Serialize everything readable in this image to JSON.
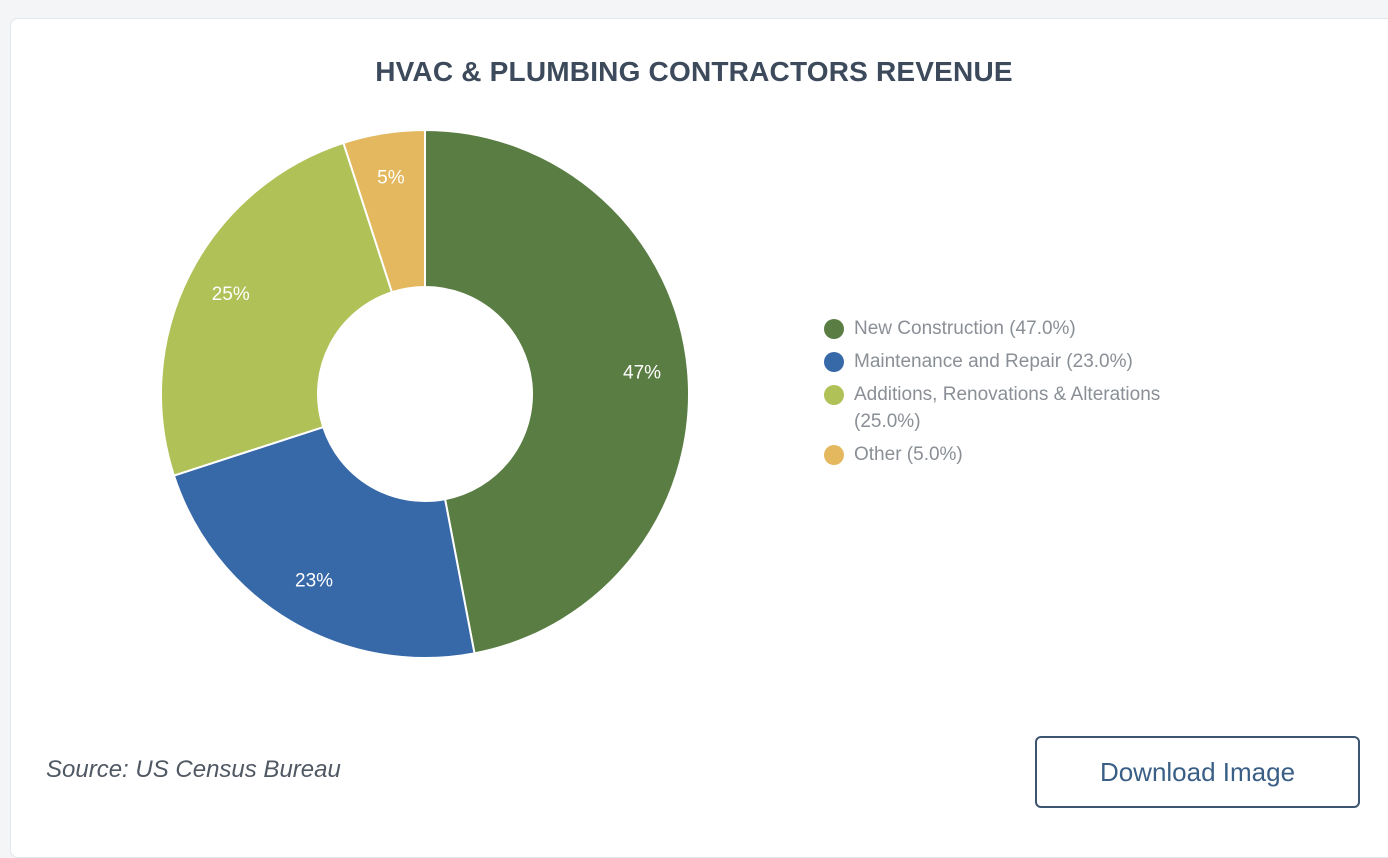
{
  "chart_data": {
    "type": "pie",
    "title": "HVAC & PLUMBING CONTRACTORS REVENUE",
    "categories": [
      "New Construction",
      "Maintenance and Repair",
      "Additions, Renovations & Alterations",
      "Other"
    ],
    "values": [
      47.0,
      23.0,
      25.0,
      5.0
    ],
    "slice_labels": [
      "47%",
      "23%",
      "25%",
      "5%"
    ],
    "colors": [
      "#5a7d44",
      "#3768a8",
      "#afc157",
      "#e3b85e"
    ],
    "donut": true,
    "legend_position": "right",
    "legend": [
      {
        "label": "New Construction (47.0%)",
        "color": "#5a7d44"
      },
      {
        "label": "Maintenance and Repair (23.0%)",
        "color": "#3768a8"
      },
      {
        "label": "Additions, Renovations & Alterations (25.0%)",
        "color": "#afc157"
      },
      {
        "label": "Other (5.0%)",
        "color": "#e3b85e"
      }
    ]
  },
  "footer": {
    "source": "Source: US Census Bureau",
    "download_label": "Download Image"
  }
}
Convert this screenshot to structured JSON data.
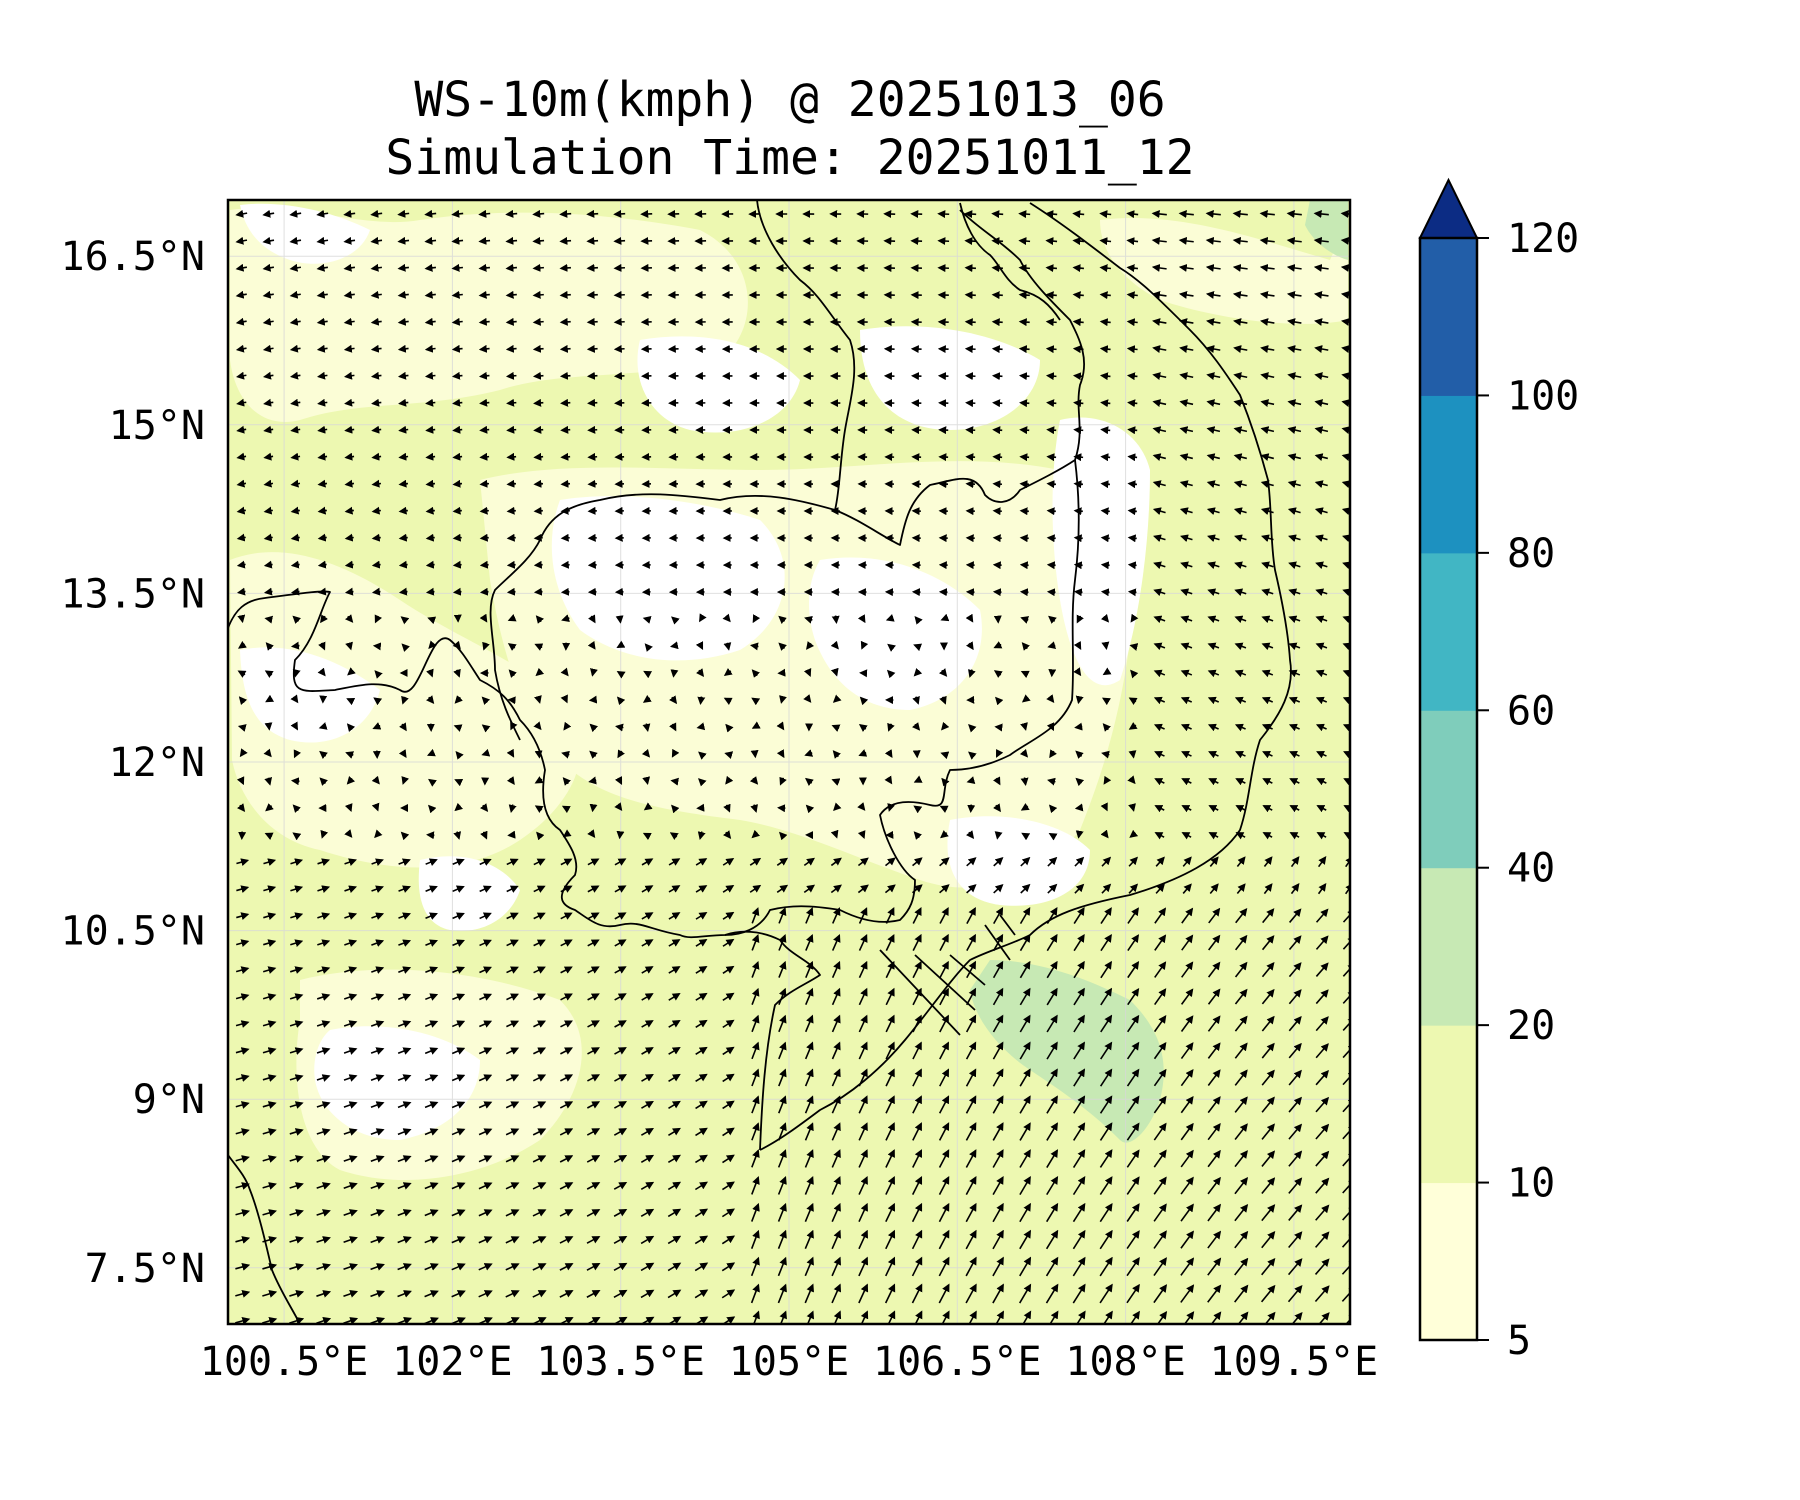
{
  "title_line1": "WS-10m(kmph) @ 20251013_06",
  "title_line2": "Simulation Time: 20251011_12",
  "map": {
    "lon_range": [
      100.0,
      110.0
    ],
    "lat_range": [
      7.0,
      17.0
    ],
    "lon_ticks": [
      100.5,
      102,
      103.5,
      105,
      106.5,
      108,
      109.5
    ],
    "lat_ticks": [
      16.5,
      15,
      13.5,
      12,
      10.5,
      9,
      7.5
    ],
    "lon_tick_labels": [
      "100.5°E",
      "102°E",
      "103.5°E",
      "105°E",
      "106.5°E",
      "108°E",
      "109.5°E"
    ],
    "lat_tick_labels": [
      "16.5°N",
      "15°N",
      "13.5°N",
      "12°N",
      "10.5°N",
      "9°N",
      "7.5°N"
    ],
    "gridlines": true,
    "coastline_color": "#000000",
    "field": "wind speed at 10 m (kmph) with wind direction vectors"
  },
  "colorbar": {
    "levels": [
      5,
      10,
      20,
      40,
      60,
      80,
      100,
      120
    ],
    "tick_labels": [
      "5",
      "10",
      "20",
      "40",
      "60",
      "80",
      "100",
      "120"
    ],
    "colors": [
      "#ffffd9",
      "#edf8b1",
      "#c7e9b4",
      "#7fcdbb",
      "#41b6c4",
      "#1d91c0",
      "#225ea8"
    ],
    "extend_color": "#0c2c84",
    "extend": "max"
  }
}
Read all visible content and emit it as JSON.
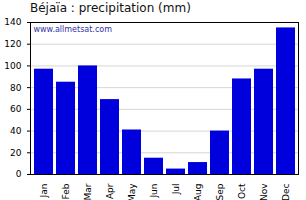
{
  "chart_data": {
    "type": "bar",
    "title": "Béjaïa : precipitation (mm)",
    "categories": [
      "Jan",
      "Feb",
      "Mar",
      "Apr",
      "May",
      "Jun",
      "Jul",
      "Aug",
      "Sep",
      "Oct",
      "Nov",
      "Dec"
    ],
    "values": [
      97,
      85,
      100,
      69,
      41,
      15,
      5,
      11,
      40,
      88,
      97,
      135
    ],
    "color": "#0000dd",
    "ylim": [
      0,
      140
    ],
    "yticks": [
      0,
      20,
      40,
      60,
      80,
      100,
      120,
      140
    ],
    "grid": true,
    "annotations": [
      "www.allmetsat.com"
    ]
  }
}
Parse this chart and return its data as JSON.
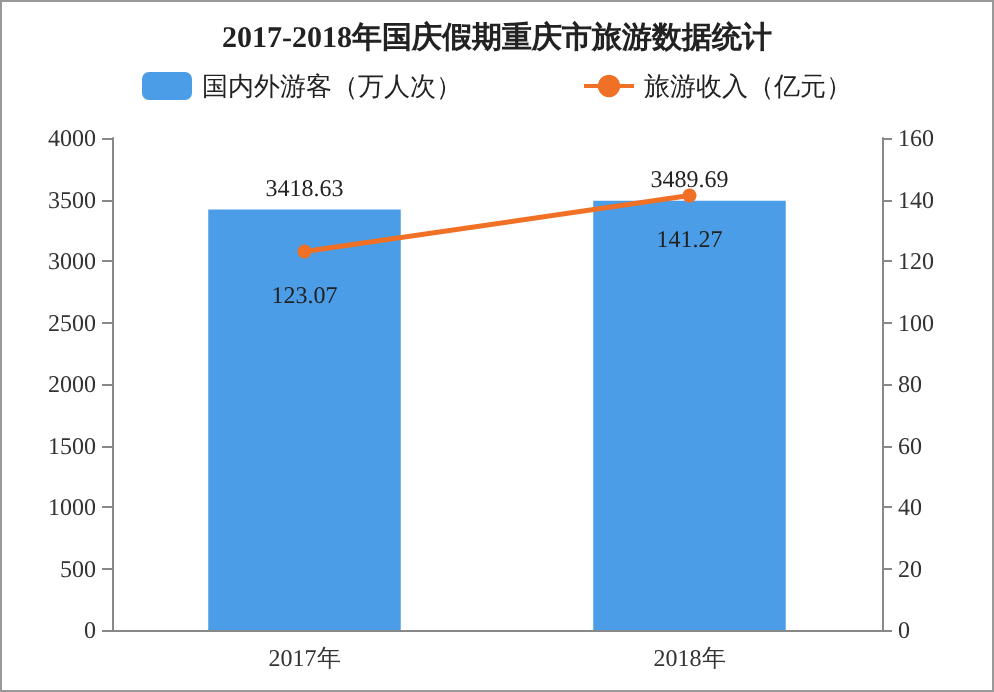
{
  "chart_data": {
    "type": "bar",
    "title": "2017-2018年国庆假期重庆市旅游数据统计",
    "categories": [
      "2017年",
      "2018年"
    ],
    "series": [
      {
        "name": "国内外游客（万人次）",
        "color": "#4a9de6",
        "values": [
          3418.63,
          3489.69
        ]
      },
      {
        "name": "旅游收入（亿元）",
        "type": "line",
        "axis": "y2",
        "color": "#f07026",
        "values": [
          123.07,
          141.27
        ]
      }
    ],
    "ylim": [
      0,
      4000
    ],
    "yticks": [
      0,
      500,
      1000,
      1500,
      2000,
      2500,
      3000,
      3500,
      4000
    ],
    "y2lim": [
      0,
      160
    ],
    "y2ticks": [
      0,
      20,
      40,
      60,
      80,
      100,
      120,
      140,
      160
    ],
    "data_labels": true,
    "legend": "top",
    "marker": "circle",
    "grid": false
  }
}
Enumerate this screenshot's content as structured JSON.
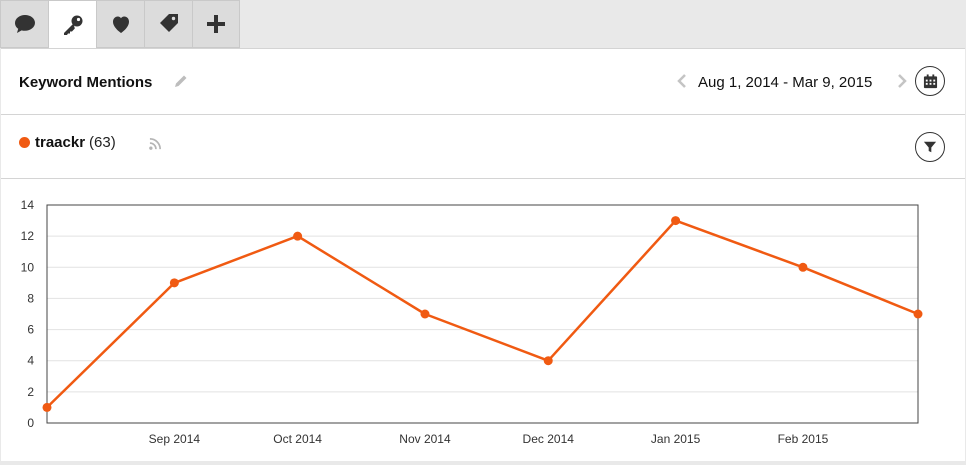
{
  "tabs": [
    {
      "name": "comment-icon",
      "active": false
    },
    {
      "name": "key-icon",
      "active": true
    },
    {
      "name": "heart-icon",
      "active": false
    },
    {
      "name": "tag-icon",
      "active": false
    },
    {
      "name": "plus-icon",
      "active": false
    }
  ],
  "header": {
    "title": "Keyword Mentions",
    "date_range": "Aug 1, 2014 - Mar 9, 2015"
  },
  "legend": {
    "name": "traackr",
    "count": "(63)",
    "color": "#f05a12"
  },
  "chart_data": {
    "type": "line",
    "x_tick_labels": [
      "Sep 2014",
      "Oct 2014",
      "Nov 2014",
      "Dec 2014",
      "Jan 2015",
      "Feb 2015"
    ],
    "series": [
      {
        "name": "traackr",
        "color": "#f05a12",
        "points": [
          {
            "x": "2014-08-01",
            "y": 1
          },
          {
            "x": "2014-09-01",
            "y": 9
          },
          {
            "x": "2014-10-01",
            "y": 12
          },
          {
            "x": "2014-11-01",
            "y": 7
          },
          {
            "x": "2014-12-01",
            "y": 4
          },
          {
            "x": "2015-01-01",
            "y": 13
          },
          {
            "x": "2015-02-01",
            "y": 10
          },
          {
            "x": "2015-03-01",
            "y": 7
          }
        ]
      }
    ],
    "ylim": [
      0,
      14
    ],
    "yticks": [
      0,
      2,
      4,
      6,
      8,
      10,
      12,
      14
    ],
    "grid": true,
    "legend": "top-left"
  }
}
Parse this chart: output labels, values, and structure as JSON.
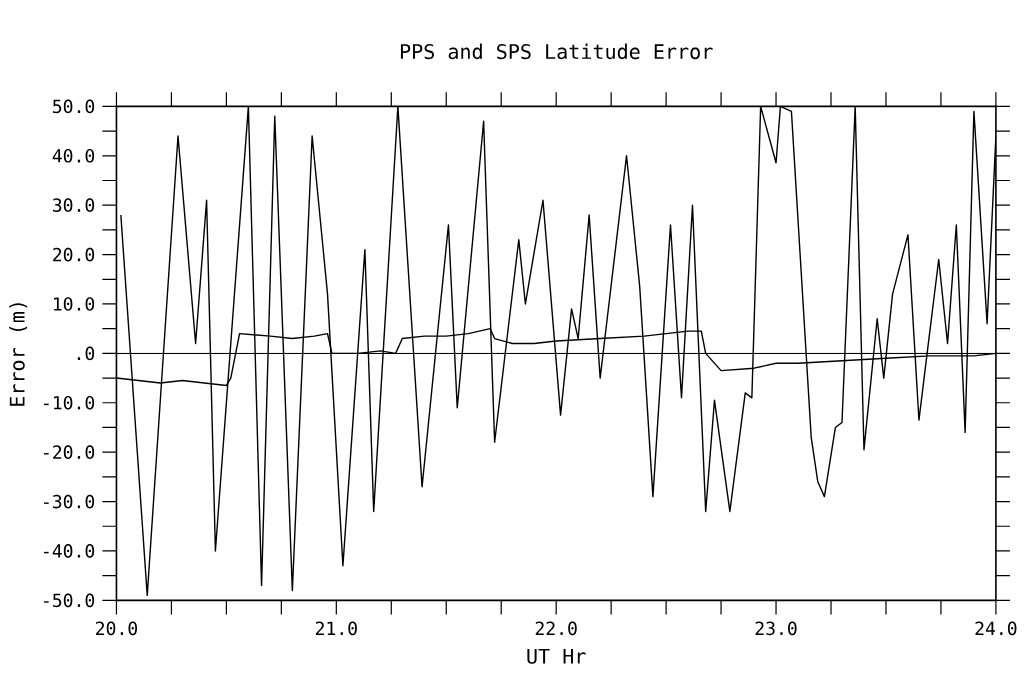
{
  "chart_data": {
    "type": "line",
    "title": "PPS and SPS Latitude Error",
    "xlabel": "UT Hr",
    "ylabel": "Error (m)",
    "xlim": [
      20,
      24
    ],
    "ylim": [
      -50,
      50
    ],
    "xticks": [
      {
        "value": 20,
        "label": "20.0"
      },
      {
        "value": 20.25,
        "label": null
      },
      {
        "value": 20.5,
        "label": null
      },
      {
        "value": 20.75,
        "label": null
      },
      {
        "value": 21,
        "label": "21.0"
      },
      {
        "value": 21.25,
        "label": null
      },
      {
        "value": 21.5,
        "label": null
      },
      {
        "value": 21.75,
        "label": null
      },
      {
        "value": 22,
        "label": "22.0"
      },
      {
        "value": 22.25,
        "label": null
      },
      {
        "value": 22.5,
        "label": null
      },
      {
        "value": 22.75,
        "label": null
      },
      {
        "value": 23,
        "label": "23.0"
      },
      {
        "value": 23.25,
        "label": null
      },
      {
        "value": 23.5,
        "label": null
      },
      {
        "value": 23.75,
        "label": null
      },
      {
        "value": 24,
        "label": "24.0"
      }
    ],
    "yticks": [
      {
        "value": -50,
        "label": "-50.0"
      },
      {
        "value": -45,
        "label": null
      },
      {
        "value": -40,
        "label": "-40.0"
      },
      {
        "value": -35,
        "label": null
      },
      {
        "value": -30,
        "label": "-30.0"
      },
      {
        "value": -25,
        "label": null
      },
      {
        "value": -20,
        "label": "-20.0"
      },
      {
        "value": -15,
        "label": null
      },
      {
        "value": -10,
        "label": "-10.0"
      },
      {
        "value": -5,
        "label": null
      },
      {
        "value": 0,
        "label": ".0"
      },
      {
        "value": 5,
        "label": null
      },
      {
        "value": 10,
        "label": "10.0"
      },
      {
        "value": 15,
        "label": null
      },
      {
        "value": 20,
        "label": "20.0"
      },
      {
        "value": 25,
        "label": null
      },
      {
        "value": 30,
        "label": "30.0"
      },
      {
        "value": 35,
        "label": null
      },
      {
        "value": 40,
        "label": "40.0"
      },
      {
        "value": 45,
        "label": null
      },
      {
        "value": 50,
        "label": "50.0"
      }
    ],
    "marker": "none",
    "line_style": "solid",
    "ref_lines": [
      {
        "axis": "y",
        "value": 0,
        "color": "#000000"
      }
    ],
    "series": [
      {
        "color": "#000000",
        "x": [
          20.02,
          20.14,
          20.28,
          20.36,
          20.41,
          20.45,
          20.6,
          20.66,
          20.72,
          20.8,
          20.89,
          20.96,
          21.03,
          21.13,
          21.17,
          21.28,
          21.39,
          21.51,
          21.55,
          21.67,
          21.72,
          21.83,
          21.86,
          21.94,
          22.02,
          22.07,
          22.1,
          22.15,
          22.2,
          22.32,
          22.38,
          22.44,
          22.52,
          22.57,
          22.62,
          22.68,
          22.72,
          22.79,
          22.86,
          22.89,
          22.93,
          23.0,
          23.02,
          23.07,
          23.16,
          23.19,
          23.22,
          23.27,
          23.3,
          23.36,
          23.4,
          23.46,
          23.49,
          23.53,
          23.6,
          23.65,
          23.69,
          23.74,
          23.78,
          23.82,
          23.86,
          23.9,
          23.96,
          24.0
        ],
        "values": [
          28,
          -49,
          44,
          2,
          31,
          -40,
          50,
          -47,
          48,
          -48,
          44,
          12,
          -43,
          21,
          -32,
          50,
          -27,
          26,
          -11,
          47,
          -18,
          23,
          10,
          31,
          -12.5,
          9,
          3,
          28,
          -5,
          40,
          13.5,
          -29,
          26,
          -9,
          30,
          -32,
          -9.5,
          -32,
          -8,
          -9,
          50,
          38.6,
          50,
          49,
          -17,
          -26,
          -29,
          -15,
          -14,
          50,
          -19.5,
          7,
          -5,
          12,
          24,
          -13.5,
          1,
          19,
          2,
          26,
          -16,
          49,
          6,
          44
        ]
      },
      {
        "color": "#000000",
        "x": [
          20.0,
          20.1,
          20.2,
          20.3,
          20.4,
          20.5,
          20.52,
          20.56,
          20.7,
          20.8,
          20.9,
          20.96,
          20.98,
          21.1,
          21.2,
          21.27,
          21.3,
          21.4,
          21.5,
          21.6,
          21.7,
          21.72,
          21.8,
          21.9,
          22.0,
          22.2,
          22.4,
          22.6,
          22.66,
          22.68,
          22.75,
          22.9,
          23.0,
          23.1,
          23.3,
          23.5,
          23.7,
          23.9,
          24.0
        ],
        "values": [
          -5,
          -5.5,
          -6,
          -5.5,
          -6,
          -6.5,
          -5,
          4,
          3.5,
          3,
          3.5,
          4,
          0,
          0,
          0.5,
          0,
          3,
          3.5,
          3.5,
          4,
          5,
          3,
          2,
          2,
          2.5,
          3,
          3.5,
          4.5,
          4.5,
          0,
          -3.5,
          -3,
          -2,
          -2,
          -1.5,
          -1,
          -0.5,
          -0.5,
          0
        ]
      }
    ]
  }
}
--*--
▸ **Short exercise**: Lines holding the word "this" in the entries above are the ones to pull out. Copy them all.

▸ **Full answer**:
Serialize everything readable in this image to JSON.
Convert this screenshot to structured JSON data.
Parse this chart and return its data as JSON.
Enumerate this screenshot's content as structured JSON.
Parse this chart: output labels, values, and structure as JSON.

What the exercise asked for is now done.